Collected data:
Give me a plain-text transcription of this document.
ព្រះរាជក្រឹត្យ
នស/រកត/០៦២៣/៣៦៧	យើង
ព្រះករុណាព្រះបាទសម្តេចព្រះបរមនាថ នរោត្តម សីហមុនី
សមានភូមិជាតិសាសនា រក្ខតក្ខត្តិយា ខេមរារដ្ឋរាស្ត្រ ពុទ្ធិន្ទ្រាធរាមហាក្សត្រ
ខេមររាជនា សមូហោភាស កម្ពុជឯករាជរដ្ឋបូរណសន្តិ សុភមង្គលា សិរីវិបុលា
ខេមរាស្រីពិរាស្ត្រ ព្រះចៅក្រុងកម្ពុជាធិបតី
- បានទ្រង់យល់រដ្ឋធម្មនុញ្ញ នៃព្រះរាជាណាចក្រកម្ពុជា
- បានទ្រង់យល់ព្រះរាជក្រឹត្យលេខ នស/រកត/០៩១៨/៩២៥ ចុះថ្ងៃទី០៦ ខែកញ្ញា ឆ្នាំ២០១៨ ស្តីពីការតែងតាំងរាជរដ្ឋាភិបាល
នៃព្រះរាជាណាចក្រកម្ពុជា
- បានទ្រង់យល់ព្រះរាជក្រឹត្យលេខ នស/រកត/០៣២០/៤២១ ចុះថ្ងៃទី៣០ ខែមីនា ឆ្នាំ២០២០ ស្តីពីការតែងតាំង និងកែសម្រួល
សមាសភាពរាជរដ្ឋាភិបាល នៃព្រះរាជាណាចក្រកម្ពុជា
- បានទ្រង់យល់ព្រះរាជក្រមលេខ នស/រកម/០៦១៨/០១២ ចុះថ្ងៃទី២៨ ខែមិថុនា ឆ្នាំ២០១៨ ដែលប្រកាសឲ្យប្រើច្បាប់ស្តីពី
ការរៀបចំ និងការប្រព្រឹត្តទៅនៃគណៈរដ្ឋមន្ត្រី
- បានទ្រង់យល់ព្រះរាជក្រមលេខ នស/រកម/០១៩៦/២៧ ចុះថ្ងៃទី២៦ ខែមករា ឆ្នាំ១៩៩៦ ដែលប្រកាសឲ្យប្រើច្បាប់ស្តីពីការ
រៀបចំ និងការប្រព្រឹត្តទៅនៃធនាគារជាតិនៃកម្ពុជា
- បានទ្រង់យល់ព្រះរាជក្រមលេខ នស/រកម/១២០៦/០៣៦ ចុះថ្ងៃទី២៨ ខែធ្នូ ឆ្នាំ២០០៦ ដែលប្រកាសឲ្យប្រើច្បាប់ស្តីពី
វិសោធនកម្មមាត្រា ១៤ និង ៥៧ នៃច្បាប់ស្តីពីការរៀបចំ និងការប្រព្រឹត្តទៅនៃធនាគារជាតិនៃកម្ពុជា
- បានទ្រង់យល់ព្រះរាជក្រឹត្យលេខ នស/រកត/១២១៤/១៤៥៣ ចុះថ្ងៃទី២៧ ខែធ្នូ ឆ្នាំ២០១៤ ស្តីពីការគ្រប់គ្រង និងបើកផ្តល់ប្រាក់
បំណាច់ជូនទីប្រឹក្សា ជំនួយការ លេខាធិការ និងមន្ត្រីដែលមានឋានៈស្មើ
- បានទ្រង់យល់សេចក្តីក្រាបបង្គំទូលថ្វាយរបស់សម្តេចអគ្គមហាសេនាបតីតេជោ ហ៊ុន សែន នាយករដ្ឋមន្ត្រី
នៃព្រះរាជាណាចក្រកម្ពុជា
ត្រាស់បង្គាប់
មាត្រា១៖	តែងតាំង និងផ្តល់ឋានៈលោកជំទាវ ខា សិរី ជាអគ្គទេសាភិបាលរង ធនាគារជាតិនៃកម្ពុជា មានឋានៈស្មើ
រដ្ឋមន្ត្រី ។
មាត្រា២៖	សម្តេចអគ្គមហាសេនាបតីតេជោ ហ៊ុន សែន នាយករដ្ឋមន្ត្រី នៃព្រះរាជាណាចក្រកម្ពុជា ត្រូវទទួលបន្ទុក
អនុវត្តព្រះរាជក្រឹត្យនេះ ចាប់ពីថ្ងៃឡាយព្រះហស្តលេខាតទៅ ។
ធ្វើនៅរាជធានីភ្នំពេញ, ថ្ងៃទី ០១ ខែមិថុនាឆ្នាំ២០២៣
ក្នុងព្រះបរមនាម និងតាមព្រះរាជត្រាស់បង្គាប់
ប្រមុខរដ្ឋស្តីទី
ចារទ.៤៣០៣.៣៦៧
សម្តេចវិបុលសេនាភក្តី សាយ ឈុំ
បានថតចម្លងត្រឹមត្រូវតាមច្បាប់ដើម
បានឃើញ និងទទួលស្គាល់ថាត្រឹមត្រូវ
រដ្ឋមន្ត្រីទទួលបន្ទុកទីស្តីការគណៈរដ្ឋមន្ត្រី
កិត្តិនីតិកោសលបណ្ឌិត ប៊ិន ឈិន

> **Exercise description**:
Quote each line above in full, word for word.

> **Result of the exercise**:
Give me a plain-text transcription of this document.
ព្រះរាជក្រឹត្យ
នស/រកត/០៦២៣/៣៦៧	យើង
ព្រះករុណាព្រះបាទសម្តេចព្រះបរមនាថ នរោត្តម សីហមុនី
សមានភូមិជាតិសាសនា រក្ខតក្ខត្តិយា ខេមរារដ្ឋរាស្ត្រ ពុទ្ធិន្ទ្រាធរាមហាក្សត្រ
ខេមររាជនា សមូហោភាស កម្ពុជឯករាជរដ្ឋបូរណសន្តិ សុភមង្គលា សិរីវិបុលា
ខេមរាស្រីពិរាស្ត្រ ព្រះចៅក្រុងកម្ពុជាធិបតី
- បានទ្រង់យល់រដ្ឋធម្មនុញ្ញ នៃព្រះរាជាណាចក្រកម្ពុជា
- បានទ្រង់យល់ព្រះរាជក្រឹត្យលេខ នស/រកត/០៩១៨/៩២៥ ចុះថ្ងៃទី០៦ ខែកញ្ញា ឆ្នាំ២០១៨ ស្តីពីការតែងតាំងរាជរដ្ឋាភិបាល
នៃព្រះរាជាណាចក្រកម្ពុជា
- បានទ្រង់យល់ព្រះរាជក្រឹត្យលេខ នស/រកត/០៣២០/៤២១ ចុះថ្ងៃទី៣០ ខែមីនា ឆ្នាំ២០២០ ស្តីពីការតែងតាំង និងកែសម្រួល
សមាសភាពរាជរដ្ឋាភិបាល នៃព្រះរាជាណាចក្រកម្ពុជា
- បានទ្រង់យល់ព្រះរាជក្រមលេខ នស/រកម/០៦១៨/០១២ ចុះថ្ងៃទី២៨ ខែមិថុនា ឆ្នាំ២០១៨ ដែលប្រកាសឲ្យប្រើច្បាប់ស្តីពី
ការរៀបចំ និងការប្រព្រឹត្តទៅនៃគណៈរដ្ឋមន្ត្រី
- បានទ្រង់យល់ព្រះរាជក្រមលេខ នស/រកម/០១៩៦/២៧ ចុះថ្ងៃទី២៦ ខែមករា ឆ្នាំ១៩៩៦ ដែលប្រកាសឲ្យប្រើច្បាប់ស្តីពីការ
រៀបចំ និងការប្រព្រឹត្តទៅនៃធនាគារជាតិនៃកម្ពុជា
- បានទ្រង់យល់ព្រះរាជក្រមលេខ នស/រកម/១២០៦/០៣៦ ចុះថ្ងៃទី២៨ ខែធ្នូ ឆ្នាំ២០០៦ ដែលប្រកាសឲ្យប្រើច្បាប់ស្តីពី
វិសោធនកម្មមាត្រា ១៤ និង ៥៧ នៃច្បាប់ស្តីពីការរៀបចំ និងការប្រព្រឹត្តទៅនៃធនាគារជាតិនៃកម្ពុជា
- បានទ្រង់យល់ព្រះរាជក្រឹត្យលេខ នស/រកត/១២១៤/១៤៥៣ ចុះថ្ងៃទី២៧ ខែធ្នូ ឆ្នាំ២០១៤ ស្តីពីការគ្រប់គ្រង និងបើកផ្តល់ប្រាក់
បំណាច់ជូនទីប្រឹក្សា ជំនួយការ លេខាធិការ និងមន្ត្រីដែលមានឋានៈស្មើ
- បានទ្រង់យល់សេចក្តីក្រាបបង្គំទូលថ្វាយរបស់សម្តេចអគ្គមហាសេនាបតីតេជោ ហ៊ុន សែន នាយករដ្ឋមន្ត្រី
នៃព្រះរាជាណាចក្រកម្ពុជា
ត្រាស់បង្គាប់
មាត្រា១៖	តែងតាំង និងផ្តល់ឋានៈលោកជំទាវ ខា សិរី ជាអគ្គទេសាភិបាលរង ធនាគារជាតិនៃកម្ពុជា មានឋានៈស្មើ
រដ្ឋមន្ត្រី ។
មាត្រា២៖	សម្តេចអគ្គមហាសេនាបតីតេជោ ហ៊ុន សែន នាយករដ្ឋមន្ត្រី នៃព្រះរាជាណាចក្រកម្ពុជា ត្រូវទទួលបន្ទុក
អនុវត្តព្រះរាជក្រឹត្យនេះ ចាប់ពីថ្ងៃឡាយព្រះហស្តលេខាតទៅ ។
ធ្វើនៅរាជធានីភ្នំពេញ, ថ្ងៃទី ០១ ខែមិថុនាឆ្នាំ២០២៣
ក្នុងព្រះបរមនាម និងតាមព្រះរាជត្រាស់បង្គាប់
ប្រមុខរដ្ឋស្តីទី
ចារទ.៤៣០៣.៣៦៧
សម្តេចវិបុលសេនាភក្តី សាយ ឈុំ
បានថតចម្លងត្រឹមត្រូវតាមច្បាប់ដើម
បានឃើញ និងទទួលស្គាល់ថាត្រឹមត្រូវ
រដ្ឋមន្ត្រីទទួលបន្ទុកទីស្តីការគណៈរដ្ឋមន្ត្រី
កិត្តិនីតិកោសលបណ្ឌិត ប៊ិន ឈិន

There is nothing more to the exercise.